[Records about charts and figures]
----------

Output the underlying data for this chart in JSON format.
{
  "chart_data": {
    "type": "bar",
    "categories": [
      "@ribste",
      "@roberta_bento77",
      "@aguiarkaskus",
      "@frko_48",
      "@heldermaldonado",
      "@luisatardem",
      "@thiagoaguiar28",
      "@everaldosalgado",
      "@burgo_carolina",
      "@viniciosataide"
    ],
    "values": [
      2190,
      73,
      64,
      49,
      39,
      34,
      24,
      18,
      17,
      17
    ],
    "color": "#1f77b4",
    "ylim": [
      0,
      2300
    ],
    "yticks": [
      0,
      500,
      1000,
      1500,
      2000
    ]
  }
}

----------

Task to complete:
From the records above, extract everything verbatim.

Final answer:
Output the underlying data for this chart in JSON format.
{
  "chart_data": {
    "type": "bar",
    "categories": [
      "@ribste",
      "@roberta_bento77",
      "@aguiarkaskus",
      "@frko_48",
      "@heldermaldonado",
      "@luisatardem",
      "@thiagoaguiar28",
      "@everaldosalgado",
      "@burgo_carolina",
      "@viniciosataide"
    ],
    "values": [
      2190,
      73,
      64,
      49,
      39,
      34,
      24,
      18,
      17,
      17
    ],
    "color": "#1f77b4",
    "ylim": [
      0,
      2300
    ],
    "yticks": [
      0,
      500,
      1000,
      1500,
      2000
    ]
  }
}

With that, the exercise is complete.